----- BEREITGESTELLTES MATERIAL -----
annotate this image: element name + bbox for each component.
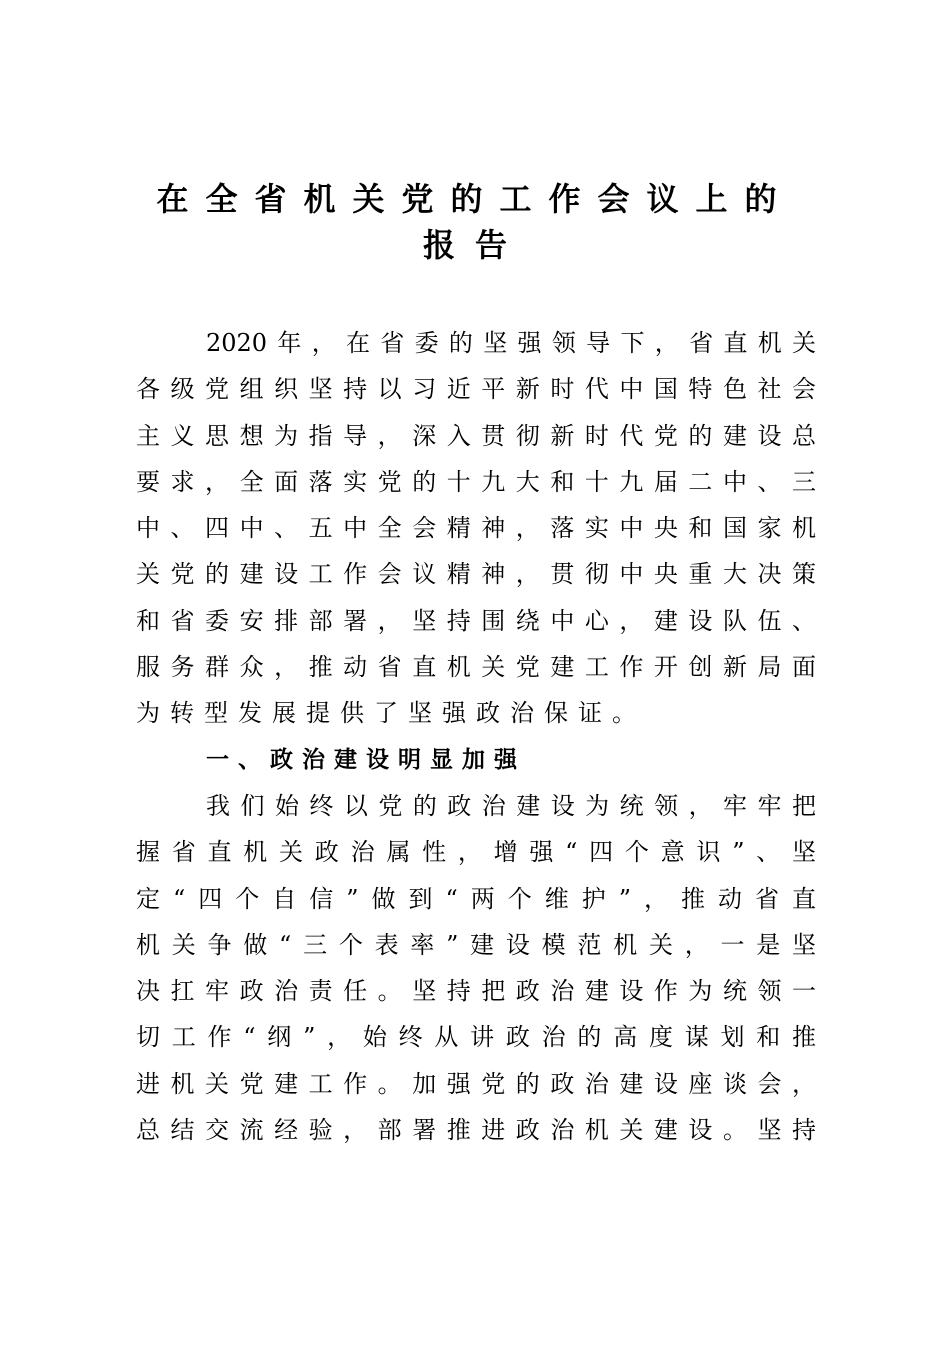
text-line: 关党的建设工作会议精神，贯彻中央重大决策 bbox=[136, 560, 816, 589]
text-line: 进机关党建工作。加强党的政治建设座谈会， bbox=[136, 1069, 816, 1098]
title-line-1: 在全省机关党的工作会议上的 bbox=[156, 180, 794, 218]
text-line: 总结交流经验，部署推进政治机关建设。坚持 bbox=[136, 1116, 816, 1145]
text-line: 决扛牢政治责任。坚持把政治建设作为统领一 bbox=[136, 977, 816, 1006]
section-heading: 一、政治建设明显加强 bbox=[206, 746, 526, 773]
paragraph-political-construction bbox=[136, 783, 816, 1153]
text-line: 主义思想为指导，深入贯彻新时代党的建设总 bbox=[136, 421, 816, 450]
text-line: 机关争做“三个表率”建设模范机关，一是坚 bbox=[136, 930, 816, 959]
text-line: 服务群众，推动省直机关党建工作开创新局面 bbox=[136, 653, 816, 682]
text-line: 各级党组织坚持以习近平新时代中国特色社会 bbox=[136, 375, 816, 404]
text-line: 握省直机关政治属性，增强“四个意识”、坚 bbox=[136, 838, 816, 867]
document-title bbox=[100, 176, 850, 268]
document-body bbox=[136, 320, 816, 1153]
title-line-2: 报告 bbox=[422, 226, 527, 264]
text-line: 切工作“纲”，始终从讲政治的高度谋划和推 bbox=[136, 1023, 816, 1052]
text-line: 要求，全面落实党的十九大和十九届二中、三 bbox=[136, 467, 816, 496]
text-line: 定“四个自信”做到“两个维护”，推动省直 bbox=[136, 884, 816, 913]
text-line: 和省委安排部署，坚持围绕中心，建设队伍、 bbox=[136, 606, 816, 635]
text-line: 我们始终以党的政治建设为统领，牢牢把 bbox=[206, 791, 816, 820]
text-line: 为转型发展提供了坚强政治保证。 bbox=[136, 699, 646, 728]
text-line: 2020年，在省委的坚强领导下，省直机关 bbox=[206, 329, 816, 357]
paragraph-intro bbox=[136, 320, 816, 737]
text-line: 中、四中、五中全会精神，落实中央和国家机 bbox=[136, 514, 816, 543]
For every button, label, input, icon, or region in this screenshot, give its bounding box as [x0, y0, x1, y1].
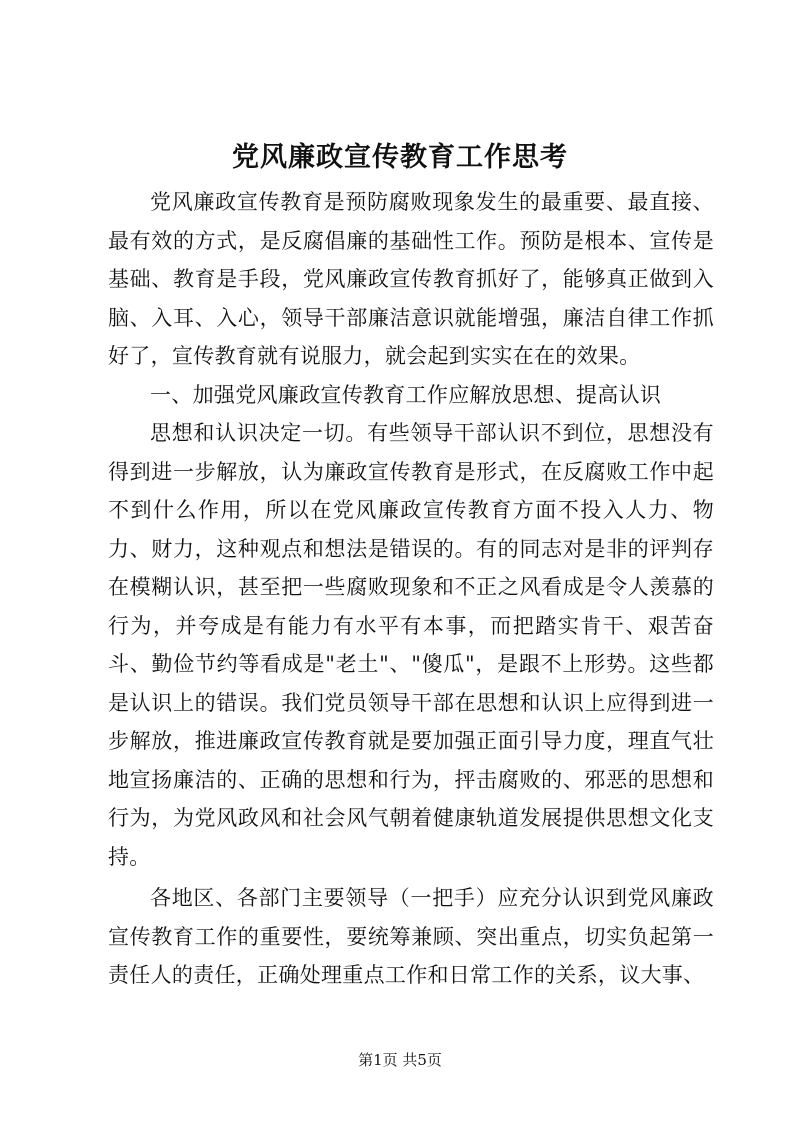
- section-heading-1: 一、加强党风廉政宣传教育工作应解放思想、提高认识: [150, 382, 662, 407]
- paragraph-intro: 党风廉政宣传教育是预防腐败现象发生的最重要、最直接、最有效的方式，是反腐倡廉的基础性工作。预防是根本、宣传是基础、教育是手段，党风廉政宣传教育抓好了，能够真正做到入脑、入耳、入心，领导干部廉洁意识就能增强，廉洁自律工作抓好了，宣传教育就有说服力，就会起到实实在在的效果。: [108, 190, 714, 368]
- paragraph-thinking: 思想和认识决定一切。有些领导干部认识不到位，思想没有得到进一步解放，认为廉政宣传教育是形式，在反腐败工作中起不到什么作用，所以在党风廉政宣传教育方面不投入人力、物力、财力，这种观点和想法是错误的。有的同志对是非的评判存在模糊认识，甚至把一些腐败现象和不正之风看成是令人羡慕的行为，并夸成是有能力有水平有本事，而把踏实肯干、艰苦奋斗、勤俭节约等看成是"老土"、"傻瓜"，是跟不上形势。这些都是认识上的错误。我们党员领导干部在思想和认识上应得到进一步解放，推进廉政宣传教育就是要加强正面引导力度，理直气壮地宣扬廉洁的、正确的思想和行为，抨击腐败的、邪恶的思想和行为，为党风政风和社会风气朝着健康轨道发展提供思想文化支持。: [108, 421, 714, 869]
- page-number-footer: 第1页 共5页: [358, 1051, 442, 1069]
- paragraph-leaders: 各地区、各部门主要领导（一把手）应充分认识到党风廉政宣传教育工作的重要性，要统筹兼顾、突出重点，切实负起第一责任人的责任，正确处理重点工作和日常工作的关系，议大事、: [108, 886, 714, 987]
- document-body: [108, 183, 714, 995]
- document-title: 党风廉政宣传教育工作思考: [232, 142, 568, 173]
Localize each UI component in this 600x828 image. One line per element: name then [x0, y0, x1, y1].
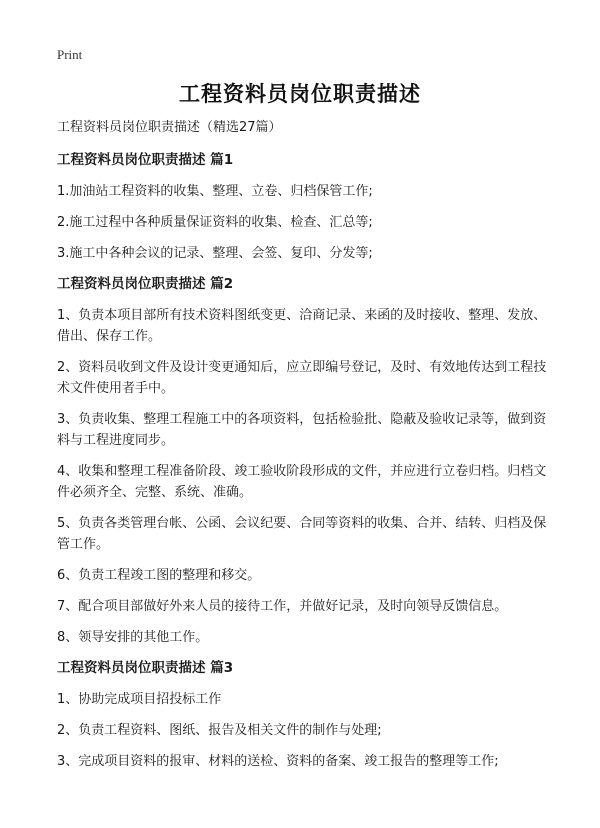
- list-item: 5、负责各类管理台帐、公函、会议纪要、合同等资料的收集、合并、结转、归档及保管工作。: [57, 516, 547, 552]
-----
AUFGABE:
Gib an, wie viele Zeilen der Einträge die Zeichenfolge „heading“ enthalten, und nenne nur die Zahl. Groß- und Kleinschreibung wird beachtet.

LÖSUNG:
2